Gather each line containing the string "power" from these entries.

### Provided records
####
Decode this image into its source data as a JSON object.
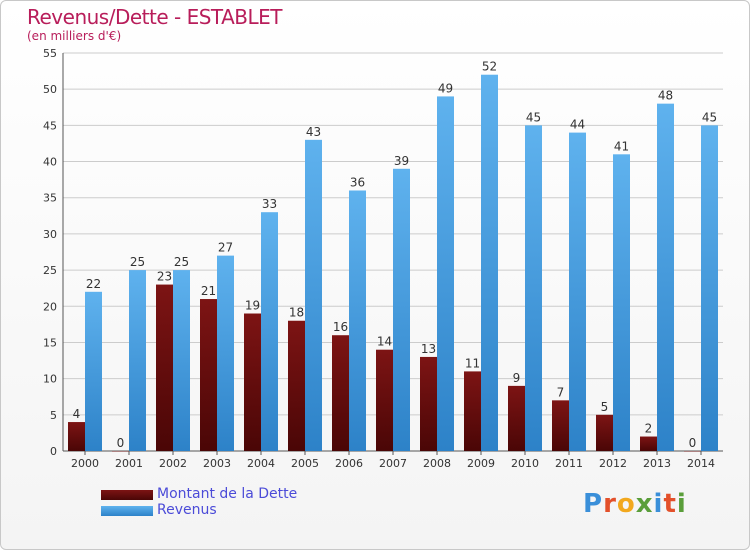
{
  "header": {
    "title": "Revenus/Dette - ESTABLET",
    "subtitle": "(en milliers d'€)"
  },
  "legend": {
    "debt_label": "Montant de la Dette",
    "revenue_label": "Revenus"
  },
  "logo": {
    "text": "Proxiti",
    "colors": [
      "#3a8fd9",
      "#e3502a",
      "#f2a81d",
      "#5a9e3a",
      "#3a8fd9",
      "#e3502a",
      "#5a9e3a"
    ]
  },
  "colors": {
    "debt_top": "#7d1414",
    "debt_bottom": "#4a0606",
    "revenue_top": "#5fb2ee",
    "revenue_bottom": "#2d82c8",
    "axis_text": "#333333",
    "grid": "#cccccc"
  },
  "chart_data": {
    "type": "bar",
    "title": "Revenus/Dette - ESTABLET",
    "ylabel": "(en milliers d'€)",
    "xlabel": "",
    "categories": [
      "2000",
      "2001",
      "2002",
      "2003",
      "2004",
      "2005",
      "2006",
      "2007",
      "2008",
      "2009",
      "2010",
      "2011",
      "2012",
      "2013",
      "2014"
    ],
    "series": [
      {
        "name": "Montant de la Dette",
        "values": [
          4,
          0,
          23,
          21,
          19,
          18,
          16,
          14,
          13,
          11,
          9,
          7,
          5,
          2,
          0
        ]
      },
      {
        "name": "Revenus",
        "values": [
          22,
          25,
          25,
          27,
          33,
          43,
          36,
          39,
          49,
          52,
          45,
          44,
          41,
          48,
          45
        ]
      }
    ],
    "ylim": [
      0,
      55
    ],
    "yticks": [
      0,
      5,
      10,
      15,
      20,
      25,
      30,
      35,
      40,
      45,
      50,
      55
    ],
    "grid": true,
    "legend_position": "bottom-left"
  }
}
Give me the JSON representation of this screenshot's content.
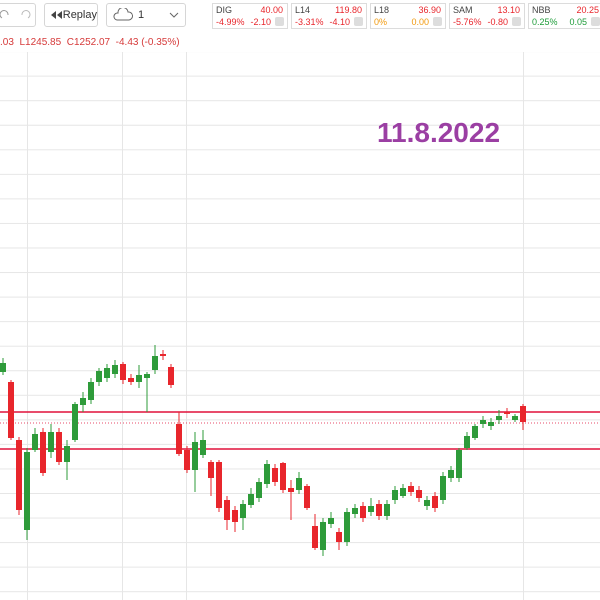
{
  "toolbar": {
    "replay": "Replay",
    "interval": "1",
    "tickers": [
      {
        "symbol": "DIG",
        "price": "40.00",
        "change_pct": "-4.99%",
        "change": "-2.10",
        "color": "#e8262c"
      },
      {
        "symbol": "L14",
        "price": "119.80",
        "change_pct": "-3.31%",
        "change": "-4.10",
        "color": "#e8262c"
      },
      {
        "symbol": "L18",
        "price": "36.90",
        "change_pct": "0%",
        "change": "0.00",
        "color": "#f29a0f"
      },
      {
        "symbol": "SAM",
        "price": "13.10",
        "change_pct": "-5.76%",
        "change": "-0.80",
        "color": "#e8262c"
      },
      {
        "symbol": "NBB",
        "price": "20.25",
        "change_pct": "0.25%",
        "change": "0.05",
        "color": "#1f9c3a"
      }
    ],
    "ohlc_line": ".03  L1245.85  C1252.07  -4.43 (-0.35%)"
  },
  "chart_data": {
    "type": "candlestick",
    "annotation": "11.8.2022",
    "up_color": "#2e9b3a",
    "down_color": "#e8262c",
    "level_color": "#e0103a",
    "ylim": [
      1207,
      1342
    ],
    "levels": [
      1254,
      1244.75
    ],
    "price_line": 1251.25,
    "open": [
      1264,
      1261.5,
      1247,
      1224.5,
      1244.5,
      1249,
      1244,
      1249,
      1241.5,
      1247,
      1255.75,
      1257,
      1261.5,
      1262.5,
      1263.5,
      1266,
      1262.5,
      1261.5,
      1262.5,
      1264.5,
      1268.5,
      1265.25,
      1251,
      1244.5,
      1239.5,
      1243.25,
      1241.5,
      1241.5,
      1232,
      1229.5,
      1227.5,
      1230.75,
      1232.5,
      1236,
      1240,
      1241.25,
      1235,
      1234.5,
      1235.5,
      1225.5,
      1219.5,
      1226,
      1224,
      1221.5,
      1228.5,
      1230.5,
      1229,
      1231,
      1228,
      1232,
      1233,
      1235.5,
      1234.5,
      1230.5,
      1233,
      1232,
      1237.5,
      1237.5,
      1245,
      1247.5,
      1251,
      1250.5,
      1252,
      1254,
      1252,
      1255.5
    ],
    "high": [
      1267.5,
      1262,
      1247.75,
      1245,
      1250,
      1250,
      1251,
      1250,
      1247,
      1256.5,
      1259,
      1262.5,
      1265,
      1266,
      1267,
      1266.5,
      1263.5,
      1265.75,
      1264,
      1270.75,
      1269.5,
      1266,
      1254,
      1245.5,
      1249,
      1249.5,
      1242,
      1242,
      1233,
      1230.5,
      1232,
      1235,
      1237.5,
      1242,
      1241,
      1241.5,
      1237,
      1239,
      1236,
      1228.5,
      1227.5,
      1229,
      1225,
      1230,
      1231,
      1231.5,
      1232.5,
      1232,
      1232,
      1235.5,
      1236,
      1236.5,
      1235.5,
      1233,
      1234,
      1239,
      1240.5,
      1245,
      1249,
      1251,
      1253,
      1252.5,
      1254.5,
      1255,
      1253.5,
      1256
    ],
    "low": [
      1263.25,
      1247,
      1228.25,
      1222,
      1244,
      1238,
      1242.5,
      1240.75,
      1237,
      1246.5,
      1254,
      1256,
      1260.5,
      1261.5,
      1262.5,
      1261,
      1260.75,
      1260,
      1254,
      1263.5,
      1267,
      1260,
      1243,
      1238.75,
      1234,
      1242.5,
      1233,
      1229,
      1224.5,
      1224,
      1224.5,
      1230,
      1231.5,
      1235,
      1235.5,
      1233.75,
      1227,
      1233.5,
      1229.5,
      1219.5,
      1218,
      1225,
      1219.5,
      1220.5,
      1227.5,
      1226.5,
      1228,
      1227,
      1227,
      1231,
      1232.5,
      1233,
      1231.5,
      1229.5,
      1229,
      1231,
      1236.5,
      1236.5,
      1244.5,
      1247,
      1250,
      1249.5,
      1251,
      1252.5,
      1251.5,
      1249.5
    ],
    "close": [
      1266.25,
      1247.5,
      1229.5,
      1244,
      1248.5,
      1238.75,
      1249,
      1241.5,
      1245.5,
      1256,
      1257.5,
      1261.5,
      1264.25,
      1265,
      1265.75,
      1262,
      1261.5,
      1263.25,
      1263.5,
      1268,
      1268,
      1260.75,
      1243.5,
      1239.5,
      1246.5,
      1247,
      1237.5,
      1230,
      1227,
      1226.5,
      1231,
      1233.5,
      1236.5,
      1241,
      1236.5,
      1234.5,
      1234,
      1237.5,
      1230,
      1220,
      1226.5,
      1227.5,
      1221.5,
      1229,
      1230,
      1227.5,
      1230.5,
      1228,
      1231,
      1234.5,
      1235,
      1234,
      1232.5,
      1232,
      1230,
      1238,
      1239.5,
      1244.5,
      1248,
      1250.5,
      1252,
      1251.5,
      1253,
      1253.5,
      1253,
      1251.5
    ]
  }
}
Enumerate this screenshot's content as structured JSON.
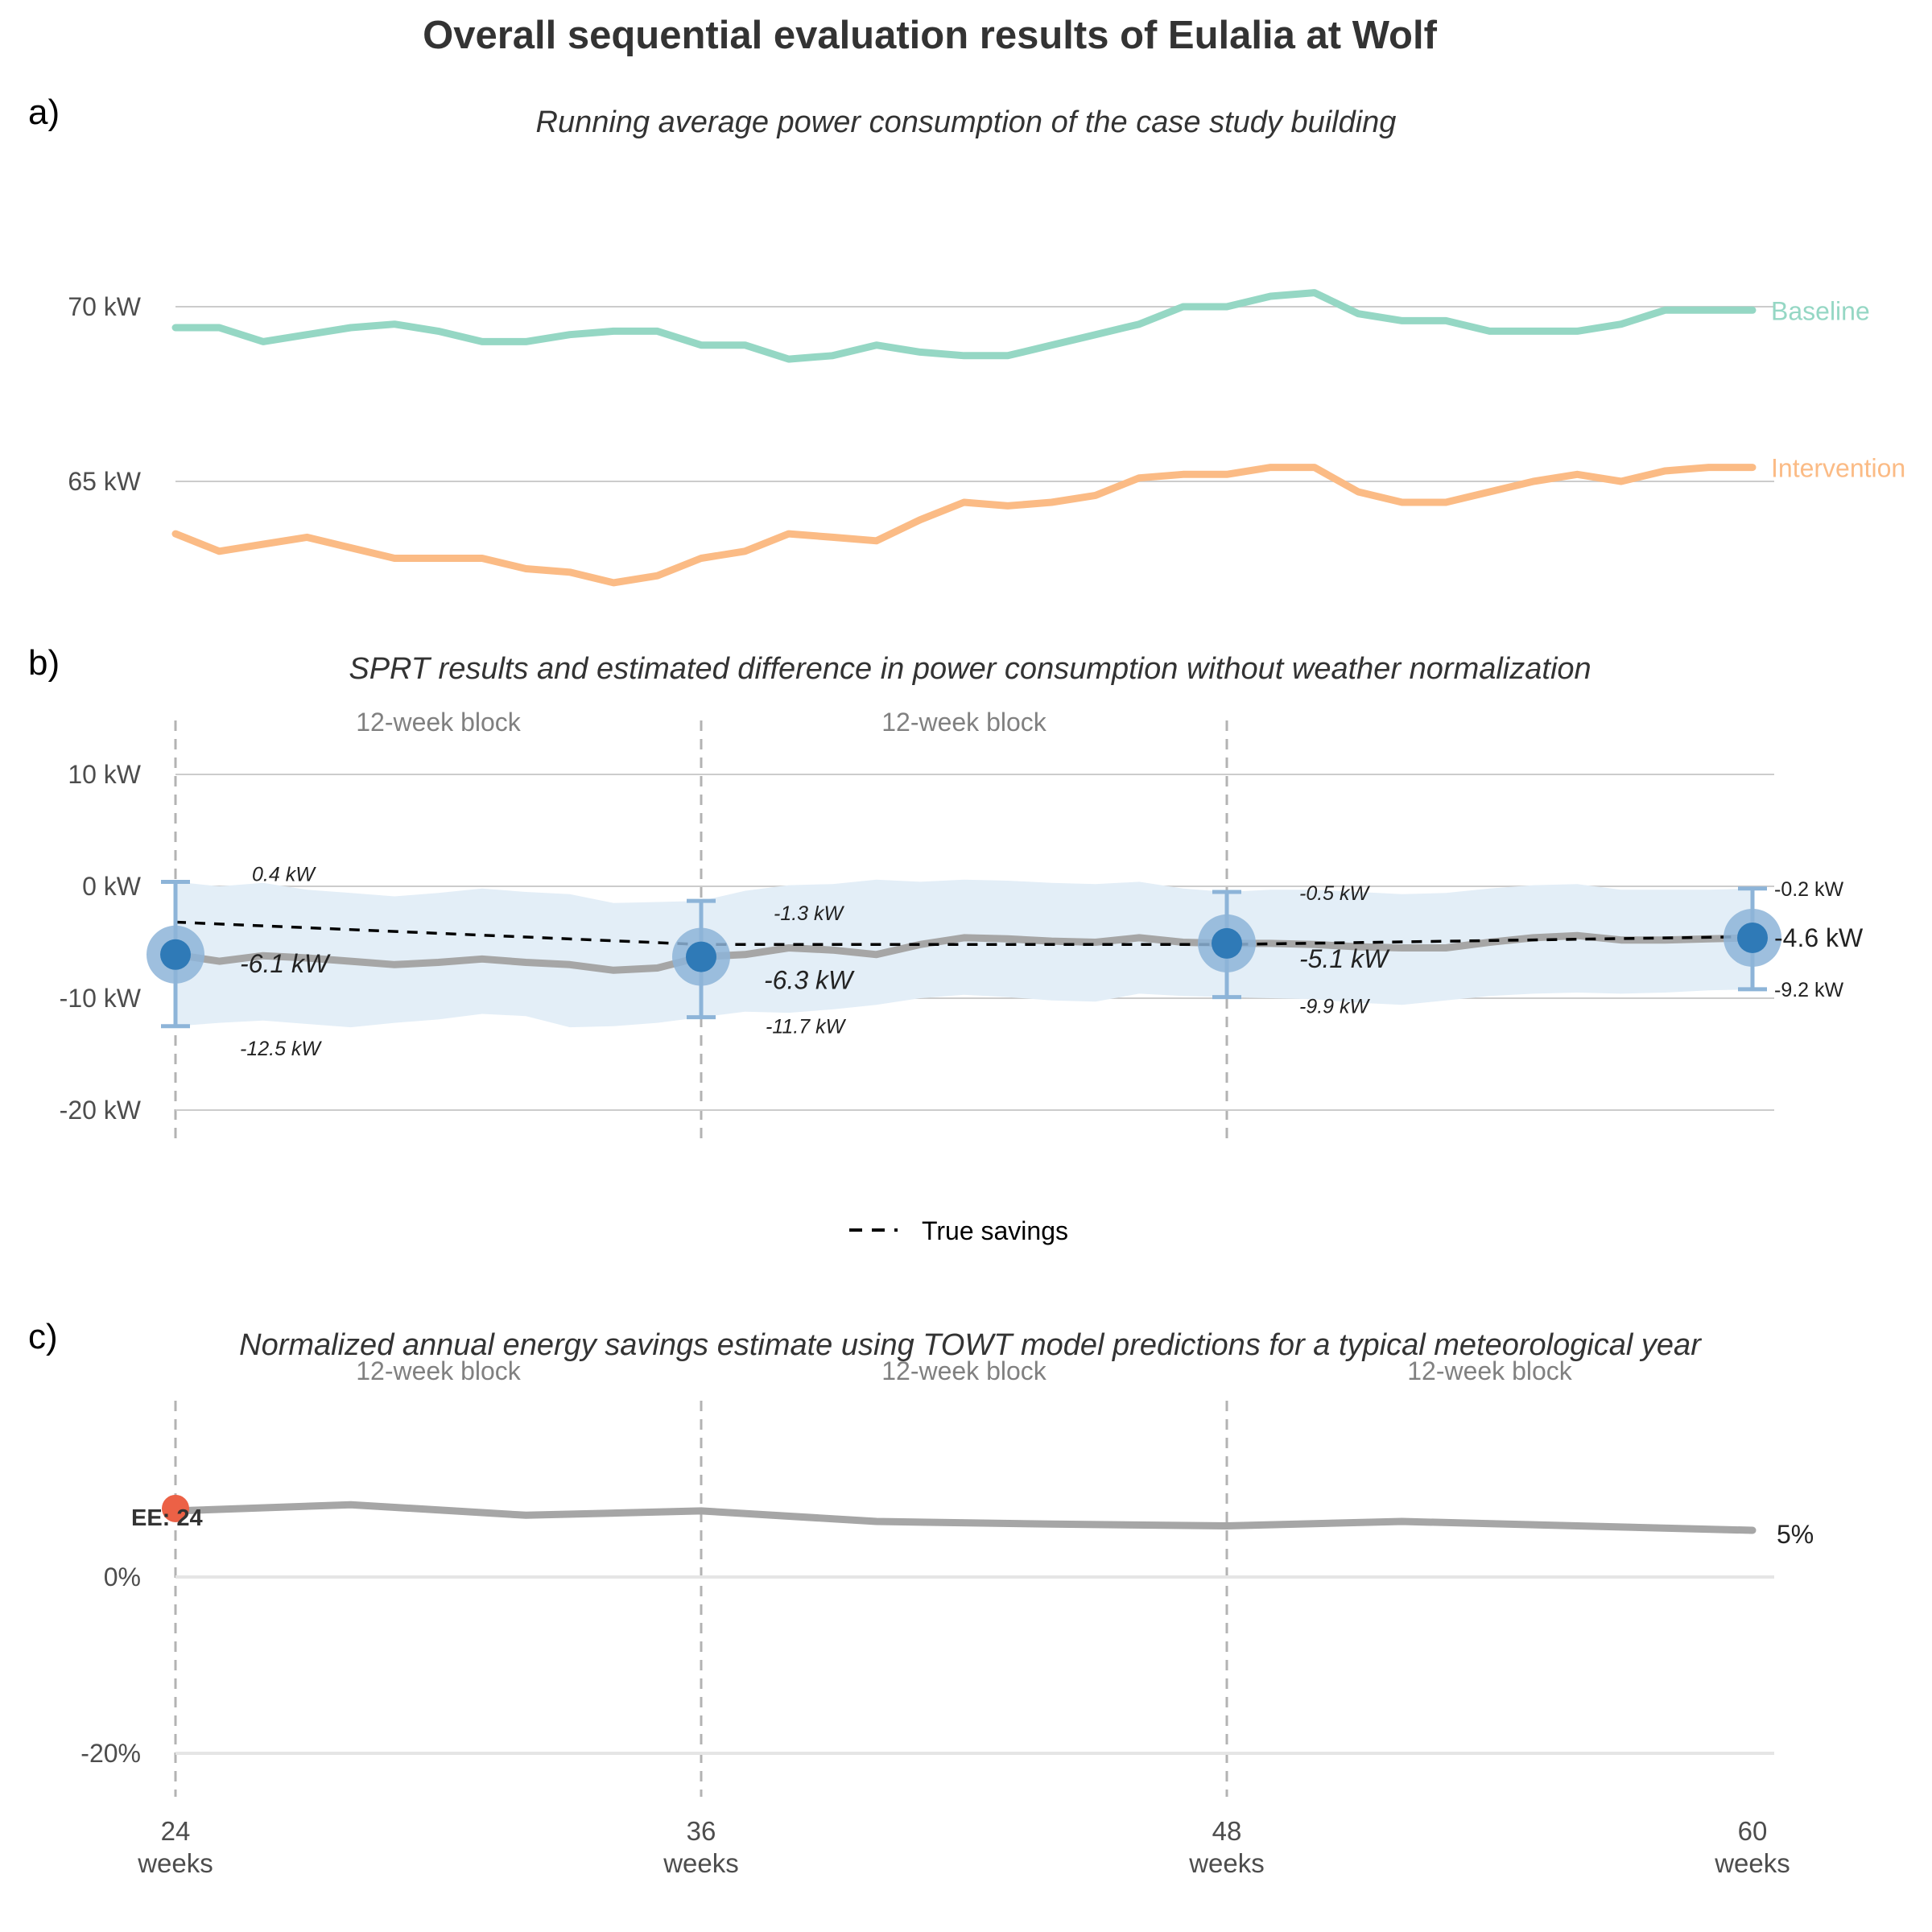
{
  "title": "Overall sequential evaluation results of Eulalia at Wolf",
  "colors": {
    "baseline": "#95d7c4",
    "intervention": "#fbbb85",
    "estimate": "#a6a6a6",
    "band": "#e3eef7",
    "point": "#2f7ab7",
    "halo": "#8db4d8",
    "ee_point": "#ec6146",
    "grid": "#cccccc",
    "vline": "#b3b3b3",
    "true_savings": "#000000"
  },
  "x_ticks": [
    {
      "week": 24,
      "value": "24",
      "unit": "weeks"
    },
    {
      "week": 36,
      "value": "36",
      "unit": "weeks"
    },
    {
      "week": 48,
      "value": "48",
      "unit": "weeks"
    },
    {
      "week": 60,
      "value": "60",
      "unit": "weeks"
    }
  ],
  "chart_data": [
    {
      "panel": "a)",
      "type": "line",
      "subtitle": "Running average power consumption of the case study building",
      "y_ticks": [
        "65 kW",
        "70 kW"
      ],
      "y_tick_values": [
        65,
        70
      ],
      "ylim": [
        60.5,
        73
      ],
      "x": [
        24,
        25,
        26,
        27,
        28,
        29,
        30,
        31,
        32,
        33,
        34,
        35,
        36,
        37,
        38,
        39,
        40,
        41,
        42,
        43,
        44,
        45,
        46,
        47,
        48,
        49,
        50,
        51,
        52,
        53,
        54,
        55,
        56,
        57,
        58,
        59,
        60
      ],
      "series": [
        {
          "name": "Baseline",
          "values": [
            69.4,
            69.4,
            69.0,
            69.2,
            69.4,
            69.5,
            69.3,
            69.0,
            69.0,
            69.2,
            69.3,
            69.3,
            68.9,
            68.9,
            68.5,
            68.6,
            68.9,
            68.7,
            68.6,
            68.6,
            68.9,
            69.2,
            69.5,
            70.0,
            70.0,
            70.3,
            70.4,
            69.8,
            69.6,
            69.6,
            69.3,
            69.3,
            69.3,
            69.5,
            69.9,
            69.9,
            69.9
          ]
        },
        {
          "name": "Intervention",
          "values": [
            63.5,
            63.0,
            63.2,
            63.4,
            63.1,
            62.8,
            62.8,
            62.8,
            62.5,
            62.4,
            62.1,
            62.3,
            62.8,
            63.0,
            63.5,
            63.4,
            63.3,
            63.9,
            64.4,
            64.3,
            64.4,
            64.6,
            65.1,
            65.2,
            65.2,
            65.4,
            65.4,
            64.7,
            64.4,
            64.4,
            64.7,
            65.0,
            65.2,
            65.0,
            65.3,
            65.4,
            65.4
          ]
        }
      ]
    },
    {
      "panel": "b)",
      "type": "line",
      "subtitle": "SPRT results and estimated difference in power consumption without weather normalization",
      "y_ticks": [
        "-20 kW",
        "-10 kW",
        "0 kW",
        "10 kW"
      ],
      "y_tick_values": [
        -20,
        -10,
        0,
        10
      ],
      "ylim": [
        -24,
        15
      ],
      "block_label": "12-week block",
      "x": [
        24,
        25,
        26,
        27,
        28,
        29,
        30,
        31,
        32,
        33,
        34,
        35,
        36,
        37,
        38,
        39,
        40,
        41,
        42,
        43,
        44,
        45,
        46,
        47,
        48,
        49,
        50,
        51,
        52,
        53,
        54,
        55,
        56,
        57,
        58,
        59,
        60
      ],
      "estimate": [
        -6.1,
        -6.7,
        -6.2,
        -6.4,
        -6.7,
        -7.0,
        -6.8,
        -6.5,
        -6.8,
        -7.0,
        -7.5,
        -7.3,
        -6.3,
        -6.1,
        -5.5,
        -5.7,
        -6.1,
        -5.2,
        -4.6,
        -4.7,
        -4.9,
        -5.0,
        -4.6,
        -5.0,
        -5.1,
        -5.1,
        -5.2,
        -5.4,
        -5.5,
        -5.5,
        -5.0,
        -4.6,
        -4.4,
        -4.8,
        -4.8,
        -4.7,
        -4.6
      ],
      "band_upper": [
        0.4,
        0.0,
        0.3,
        -0.3,
        -0.6,
        -0.9,
        -0.6,
        -0.2,
        -0.5,
        -0.7,
        -1.5,
        -1.4,
        -1.3,
        -0.4,
        0.1,
        0.2,
        0.6,
        0.4,
        0.6,
        0.5,
        0.3,
        0.2,
        0.4,
        -0.2,
        -0.5,
        -0.3,
        -0.3,
        -0.5,
        -0.7,
        -0.6,
        -0.2,
        0.1,
        0.2,
        -0.3,
        -0.3,
        -0.3,
        -0.2
      ],
      "band_lower": [
        -12.5,
        -12.2,
        -12.0,
        -12.3,
        -12.6,
        -12.2,
        -11.9,
        -11.4,
        -11.6,
        -12.6,
        -12.5,
        -12.2,
        -11.7,
        -11.2,
        -11.3,
        -11.0,
        -10.6,
        -10.0,
        -9.7,
        -9.9,
        -10.2,
        -10.3,
        -9.6,
        -9.8,
        -9.9,
        -10.0,
        -10.1,
        -10.4,
        -10.6,
        -10.2,
        -9.8,
        -9.6,
        -9.5,
        -9.6,
        -9.5,
        -9.3,
        -9.2
      ],
      "true_savings": {
        "name": "True savings",
        "x": [
          24,
          36,
          48,
          60
        ],
        "values": [
          -3.2,
          -5.2,
          -5.2,
          -4.5
        ]
      },
      "checkpoints": [
        {
          "week": 24,
          "estimate": -6.1,
          "upper": 0.4,
          "lower": -12.5,
          "estimate_label": "-6.1 kW",
          "upper_label": "0.4 kW",
          "lower_label": "-12.5 kW"
        },
        {
          "week": 36,
          "estimate": -6.3,
          "upper": -1.3,
          "lower": -11.7,
          "estimate_label": "-6.3 kW",
          "upper_label": "-1.3 kW",
          "lower_label": "-11.7 kW"
        },
        {
          "week": 48,
          "estimate": -5.1,
          "upper": -0.5,
          "lower": -9.9,
          "estimate_label": "-5.1 kW",
          "upper_label": "-0.5 kW",
          "lower_label": "-9.9 kW"
        },
        {
          "week": 60,
          "estimate": -4.6,
          "upper": -0.2,
          "lower": -9.2,
          "estimate_label": "-4.6 kW",
          "upper_label": "-0.2 kW",
          "lower_label": "-9.2 kW"
        }
      ],
      "legend": {
        "label": "True savings",
        "placement": "bottom"
      }
    },
    {
      "panel": "c)",
      "type": "line",
      "subtitle": "Normalized annual energy savings estimate using TOWT model predictions for a typical meteorological year",
      "y_ticks": [
        "-20%",
        "0%"
      ],
      "y_tick_values": [
        -20,
        0
      ],
      "ylim": [
        -27,
        13
      ],
      "block_label": "12-week block",
      "x": [
        24,
        28,
        32,
        36,
        40,
        44,
        48,
        52,
        56,
        60
      ],
      "values": [
        7.5,
        8.2,
        7.0,
        7.5,
        6.3,
        6.0,
        5.8,
        6.3,
        5.8,
        5.3
      ],
      "end_label": "5%",
      "early_end": {
        "week": 24,
        "value": 7.5,
        "label": "EE: 24"
      }
    }
  ]
}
####
### Finished task
      "subtitle": "Running average power consumption of the case study building",
      "subtitle": "SPRT results and estimated difference in power consumption without weather normalization",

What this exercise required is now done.